WRITTEN TASK 1. Swap "miniaturized switches" for "compact filters" and write out the directional coupler passage starting at "Three-dimensional microstructures can" and ending at "as miniaturized switches.".
WRITTEN TASK 2. Extend the directional coupler text with the part that would come right after its last sentence.

1. Statement of the Technical Field
The inventive arrangements relate to directional couplers for dividing or splitting an input signal into multiple outputs, or combining multiple input signals into a single output.
2. Description of Related Art
Directional couplers are commonly used in various telecommunications-related applications such as power dividing and combining; combining feeds to and from antennas; antenna beam forming; phase shifting; etc. Commercially available directional couplers are usually categorized as either waveguide-based or thin-film-based. Typical waveguide-based couplers have relatively high power-handling capacity, but possess a relatively large dimensional footprint. Typical thin-film-based couplers have a relatively small dimensional footprint, but possess relatively low power-handling capacity.
The frequency response of directional couplers is usually fixed, e.g., the frequency (or frequency band) at which maximum power transfer will occur cannot be varied. Thus, the performance of such a coupler cannot be optimized or tuned for multiple operating conditions.
Three-dimensional microstructures can be formed by utilizing sequential build processes. For example, U.S. Pat. Nos. 7,012,489 and 7,898,356 describe methods for fabricating coaxial waveguide microstructures. These processes provide an alternative to traditional thinfilm technology, but also present new design challenges pertaining to their effective utilization for advantageous implementation of various devices such as miniaturized switches.
Embodiments of coupler systems include a coupler comprising an electrical conductor and a tuning element. The tuning element has an electrically-conductive first portion in electrical contact with the electrical conductor of the coupler and having a first end face, and an electrically-conductive second portion having a second end face. The tuning element also includes a dielectric element disposed on the first or the second end face, and is spaced apart from the other of the first and second end face by a gap. The second portion is configured to move in relation to the first portion so that the gap is variable.
In accordance with further aspects of the inventive concepts disclosed and claimed herein, embodiments of systems include a coupler comprising an electrically-conductive housing and an electrical conductor. The electrical conductor is suspended within the housing on a plurality of dielectric tabs and is spaced apart from the housing. The coupler systems also include a capacitive element configured to vary the frequency response of the coupler.

DATA LISTING.

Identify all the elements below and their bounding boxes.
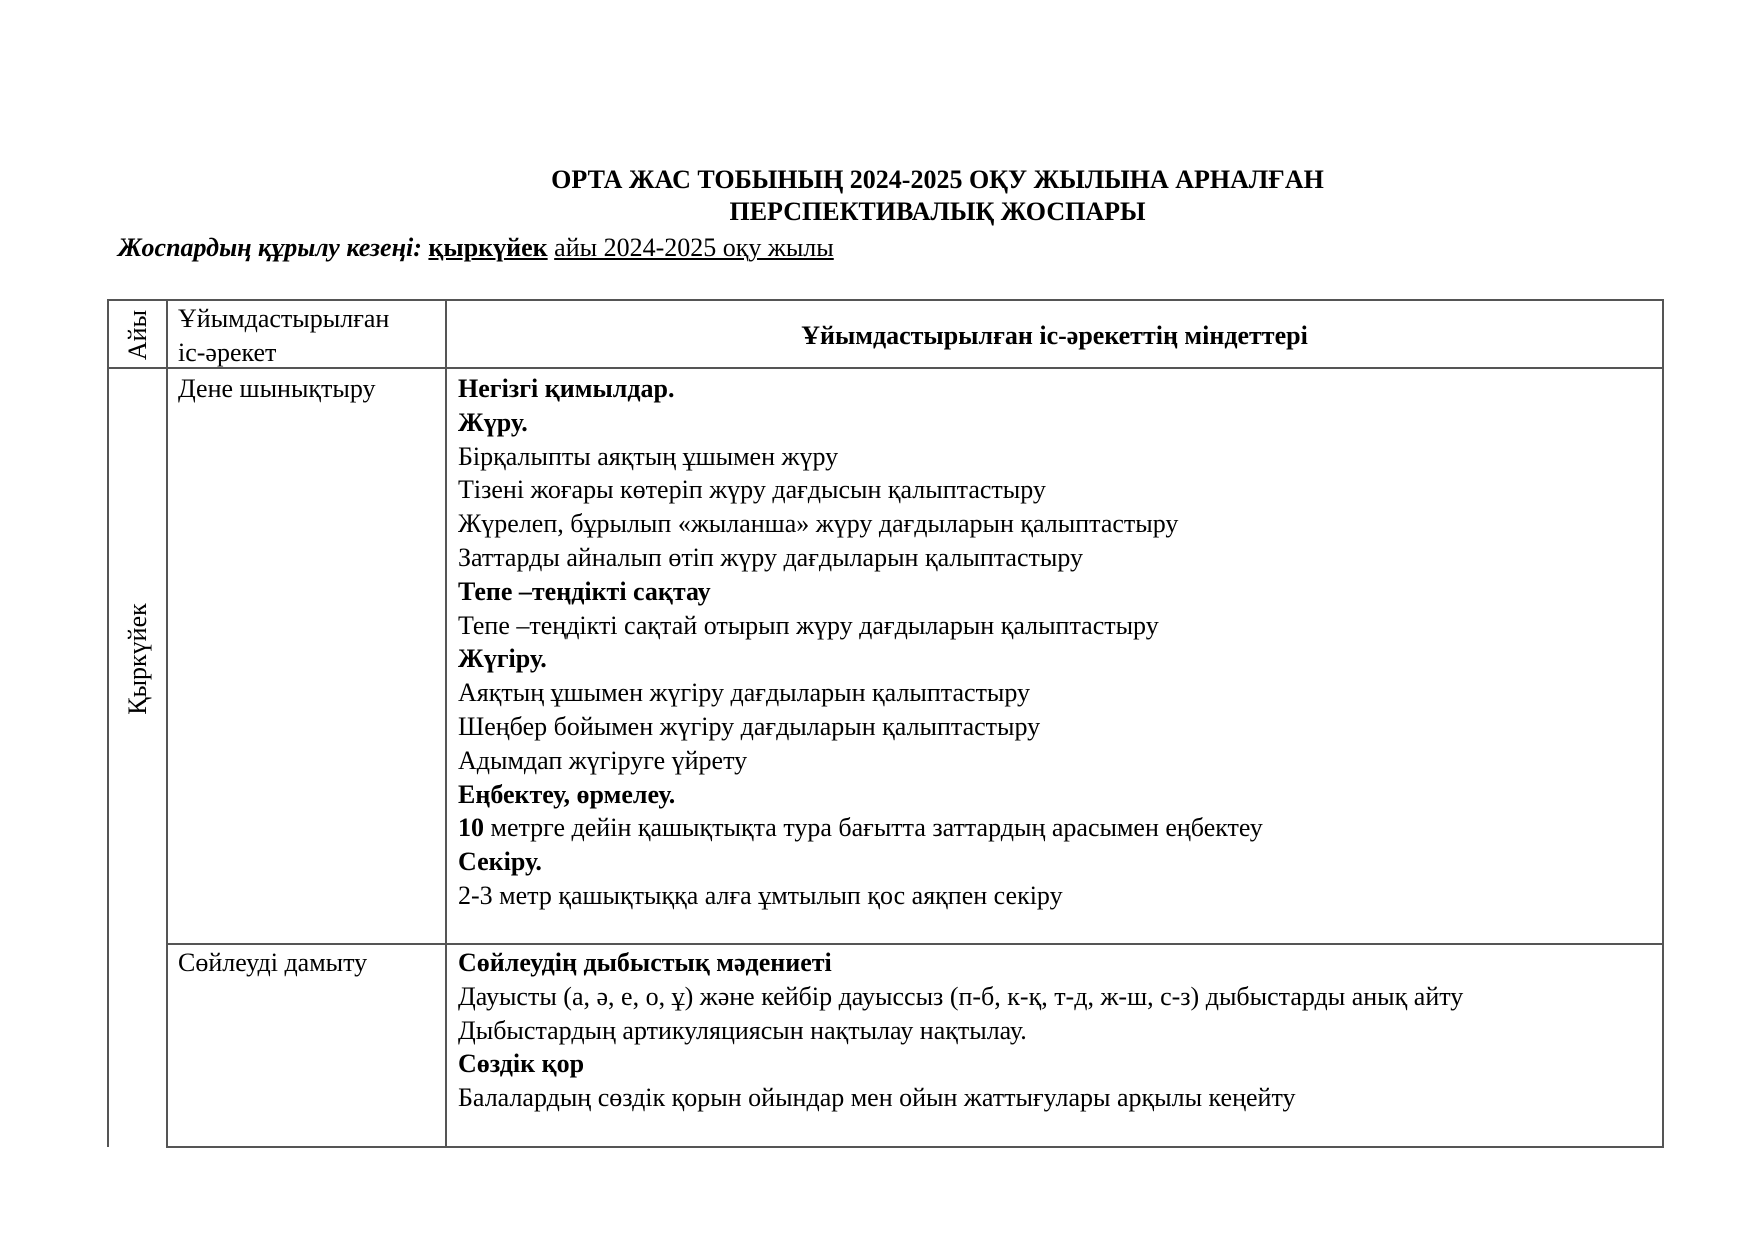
header-month: Айы [123,309,152,361]
task-line: Адымдап жүгіруге үйрету [458,745,748,775]
column-divider-2 [445,299,447,1148]
title-line-2: ПЕРСПЕКТИВАЛЫҚ ЖОСПАРЫ [729,197,1146,226]
row-divider [166,943,1664,945]
plan-period-year: айы 2024-2025 оқу жылы [554,233,834,262]
row-2-activity: Сөйлеуді дамыту [178,948,368,977]
table-border-top [107,299,1664,301]
table-border-left [107,299,109,1147]
table-border-right [1662,299,1664,1148]
task-line: Жүру. [458,407,528,437]
task-line: Секіру. [458,847,542,877]
header-activity-line-2: іс-әрекет [178,337,277,367]
column-divider-1 [166,299,168,1148]
row-1-tasks [458,372,1658,913]
task-line: Шеңбер бойымен жүгіру дағдыларын қалыптастыру [458,711,1041,741]
row-1-activity: Дене шынықтыру [178,374,376,403]
task-line: Заттарды айналып өтіп жүру дағдыларын қалыптастыру [458,542,1083,572]
plan-period [118,232,834,264]
task-line: Дауысты (а, ә, е, о, ұ) және кейбір дауыссыз (п-б, к-қ, т-д, ж-ш, с-з) дыбыстарды анық айту [458,981,1464,1011]
row-2-tasks [458,946,1658,1115]
task-line: Негізгі қимылдар. [458,374,675,403]
plan-period-month: қыркүйек [428,233,548,262]
task-line [458,811,1658,845]
task-line: 2-3 метр қашықтыққа алға ұмтылып қос аяқпен секіру [458,880,1063,910]
task-line: Тізені жоғары көтеріп жүру дағдысын қалыптастыру [458,475,1046,505]
task-line: Еңбектеу, өрмелеу. [458,779,676,809]
task-line: Жүгіру. [458,644,547,674]
table-border-bottom [166,1146,1664,1148]
task-line-text: метрге дейін қашықтықта тура бағытта заттардың арасымен еңбектеу [484,813,1263,843]
task-line: Дыбыстардың артикуляциясын нақтылау нақтылау. [458,1015,1027,1045]
task-line: Аяқтың ұшымен жүгіру дағдыларын қалыптастыру [458,678,1031,708]
document-title [0,164,1755,228]
month-value: Қыркүйек [123,603,152,715]
task-line: Сөйлеудің дыбыстық мәдениеті [458,948,832,977]
plan-period-label: Жоспардың құрылу кезеңі: [118,233,422,262]
task-line: Балалардың сөздік қорын ойындар мен ойын жаттығулары арқылы кеңейту [458,1083,1296,1113]
task-line-number: 10 [458,813,484,843]
task-line: Сөздік қор [458,1049,585,1079]
task-line: Тепе –теңдікті сақтау [458,576,711,606]
task-line: Жүрелеп, бұрылып «жыланша» жүру дағдыларын қалыптастыру [458,509,1179,539]
header-activity [178,302,438,370]
header-tasks: Ұйымдастырылған іс-әрекеттің міндеттері [801,321,1308,350]
task-line: Тепе –теңдікті сақтай отырып жүру дағдыларын қалыптастыру [458,610,1159,640]
header-activity-line-1: Ұйымдастырылған [178,304,390,333]
title-line-1: ОРТА ЖАС ТОБЫНЫҢ 2024-2025 ОҚУ ЖЫЛЫНА АРНАЛҒАН [551,165,1324,194]
task-line: Бірқалыпты аяқтың ұшымен жүру [458,441,839,471]
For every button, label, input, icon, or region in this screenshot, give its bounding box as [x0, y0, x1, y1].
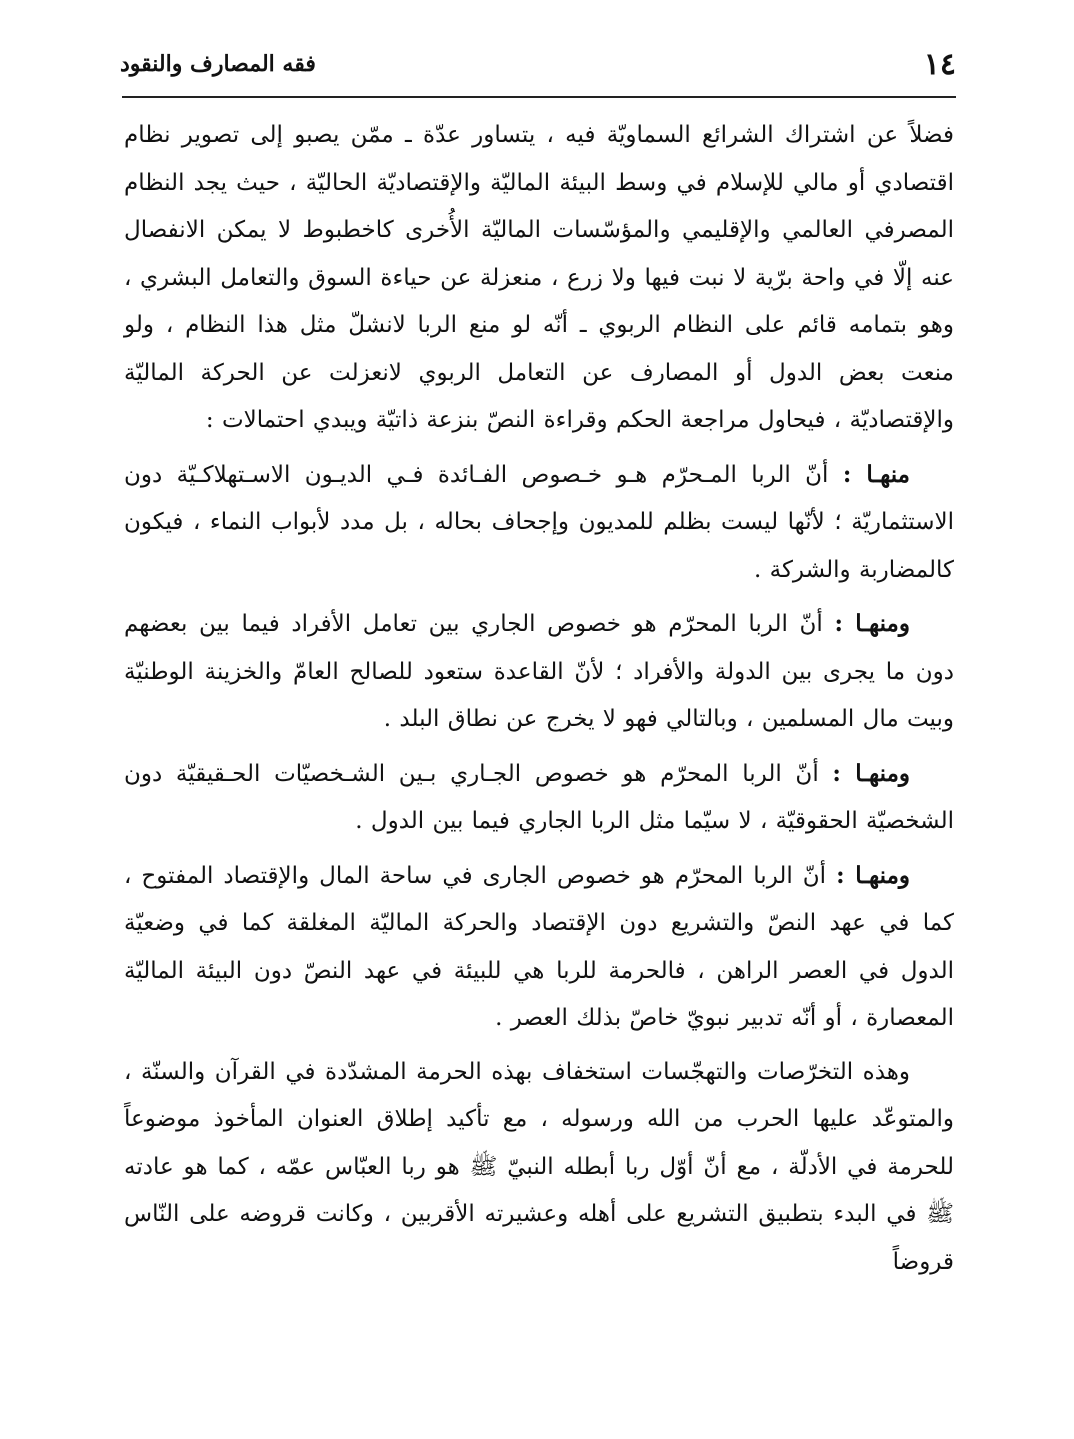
body-text: [124, 112, 954, 1292]
paragraph-text: وهذه التخرّصات والتهجّسات استخفاف بهذه الحرمة المشدّدة في القرآن والسنّة ، والمتوعّد عليها الحرب من الله ورسوله ، مع تأكيد إطلاق العنوان المأخوذ موضوعاً للحرمة في الأدلّة ، مع أنّ أوّل ربا أبطله النبيّ ﷺ هو ربا العبّاس عمّه ، كما هو عادته ﷺ في البدء بتطبيق التشريع على أهله وعشيرته الأقربين ، وكانت قروضه على النّاس قروضاً: [124, 1058, 954, 1275]
paragraph-label: ومنهـا :: [834, 610, 910, 637]
paragraph: [124, 451, 954, 595]
paragraph: [124, 750, 954, 846]
paragraph: [124, 852, 954, 1043]
paragraph: [124, 1049, 954, 1287]
page-header: [120, 38, 956, 90]
paragraph: [124, 112, 954, 445]
header-rule: [122, 96, 956, 98]
paragraph-text: أنّ الربا المحرّم هو خصوص الجـاري بـين الشـخصيّات الحـقيقيّة دون الشخصيّة الحقوقيّة ، لا سيّما مثل الربا الجاري فيما بين الدول .: [124, 760, 954, 834]
paragraph-label: ومنهـا :: [832, 759, 910, 787]
paragraph-text: أنّ الربا المحرّم هو خصوص الجارى في ساحة المال والإقتصاد المفتوح ، كما في عهد النصّ والتشريع دون الإقتصاد والحركة الماليّة المغلقة كما في وضعيّة الدول في العصر الراهن ، فالحرمة للربا هي للبيئة في عهد النصّ دون البيئة الماليّة المعصارة ، أو أنّه تدبير نبويّ خاصّ بذلك العصر .: [124, 862, 954, 1031]
running-title: فقه المصارف والنقود: [120, 51, 316, 77]
paragraph-label: منهـا :: [842, 460, 910, 488]
paragraph: [124, 600, 954, 744]
paragraph-text: أنّ الربا المحرّم هو خصوص الجاري بين تعامل الأفراد فيما بين بعضهم دون ما يجرى بين الدولة والأفراد ؛ لأنّ القاعدة ستعود للصالح العامّ والخزينة الوطنيّة وبيت مال المسلمين ، وبالتالي فهو لا يخرج عن نطاق البلد .: [124, 611, 954, 732]
paragraph-text: فضلاً عن اشتراك الشرائع السماويّة فيه ، يتساور عدّة ـ ممّن يصبو إلى تصوير نظام اقتصادي أو مالي للإسلام في وسط البيئة الماليّة والإقتصاديّة الحاليّة ، حيث يجد النظام المصرفي العالمي والإقليمي والمؤسّسات الماليّة الأُخرى كاخطبوط لا يمكن الانفصال عنه إلّا في واحة برّية لا نبت فيها ولا زرع ، منعزلة عن حياءة السوق والتعامل البشري ، وهو بتمامه قائم على النظام الربوي ـ أنّه لو منع الربا لانشلّ مثل هذا النظام ، ولو منعت بعض الدول أو المصارف عن التعامل الربوي لانعزلت عن الحركة الماليّة والإقتصاديّة ، فيحاول مراجعة الحكم وقراءة النصّ بنزعة ذاتيّة ويبدي احتمالات :: [124, 122, 954, 433]
page-number: ١٤: [923, 46, 956, 82]
paragraph-text: أنّ الربا المـحرّم هـو خـصوص الفـائدة فـي الديـون الاسـتهلاكـيّة دون الاستثماريّة ؛ لأنّها ليست بظلم للمديون وإجحاف بحاله ، بل مدد لأبواب النماء ، فيكون كالمضاربة والشركة .: [124, 461, 954, 583]
paragraph-label: ومنهـا :: [836, 861, 910, 889]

TASK RESPONSE 1.
Three-dimensional microstructures can be formed by utilizing sequential build processes. For example, U.S. Pat. Nos. 7,012,489 and 7,898,356 describe methods for fabricating coaxial waveguide microstructures. These processes provide an alternative to traditional thinfilm technology, but also present new design challenges pertaining to their effective utilization for advantageous implementation of various devices such as compact filters.

TASK RESPONSE 2.
In accordance with further aspects of the inventive concepts disclosed and claimed herein, embodiments of systems include a coupler having an electrical conductor that forms a signal path, a capacitive element configured to introduce a reactance in the signal path, and an actuator element operative to vary a capacitance of the capacitive element.
Embodiments will be described with reference to the following drawing figures, in which like numerals represent like items throughout the figures and in which:
The invention is described with reference to the attached figures. The figures are not drawn to scale and they are provided merely to illustrate the instant invention. Several aspects of the invention are described below with reference to example applications for illustration. It should be understood that numerous specific details, relationships, and methods are set forth to provide a full understanding of the invention. One having ordinary skill in the relevant art, however, will readily recognize that the invention can be practiced without one or more of the specific details or with other methods. In other instances, well-known structures or operation are not shown in detail to avoid obscuring the invention. The invention is not limited by the illustrated ordering of acts or events, as some acts may occur in different orders and/or concurrently with other acts or events. Furthermore, not all illustrated acts or events are required to implement a methodology in accordance with the invention.
The coupler 12 is configured to split an input signal into two output signals that are equal in power, and differ in phase by 90°. The coupler 12 can also combine two input signals into a single output. Although the coupler 12 is described herein as functioning as a signal splitter, the inventive concepts disclosed and claimed herein can be applied equally to coupler systems in which the coupler 12 functions as a combiner. Moreover, alternative embodiments of the system 10 can include other types of couplers, such as hybrid ring couplers.
The tuning elements 14a, 14b, as discussed below, are capacitive devices that allow the frequency response of the coupler 12 to be varied. This feature permits the response of the coupler 12 to be tuned to a particular frequency or range of frequencies at a given operating condition. The first and second actuators 16a, 16b generate mechanical forces that actuate the respective first and second tuning elements 14a, 14b.
The coupler system 10 has a maximum height (“z” dimension) of approximately 0.5 mm; a maximum width (“y” dimension) of approximately 5.6 mm; and a maximum length (“x” dimension) of approximately 6.9 mm. The coupler system 10 is described as having these particular dimensions for exemplary purposes only. Alternative embodiments of the coupler system 10 can be scaled up or down in accordance with the requirements of a particular application, including size, weight, and power (SWaP) requirements.
The coupler system 10 further comprises a substrate 18, as shown in
The coupler 12 comprises a ground housing 20 disposed on the substrate 18, and an electrical conductor 22. The electrical conductor 22 is accommodated by a series of channels 24 formed in the ground housing 20, as illustrated in
The ground housing 20 is formed from five layers of an electrically-conductive material such as copper (Cu). Each layer can have a thickness of, for example, approximately 50 μm. The number of layers of the electrically-conductive material is application-dependent, and can vary with factors such as the complexity of the design, hybrid or monolithic integration of other devices with the system 10, the overall height (“z” dimension) of the coupler 12, the thickness of each layer, etc.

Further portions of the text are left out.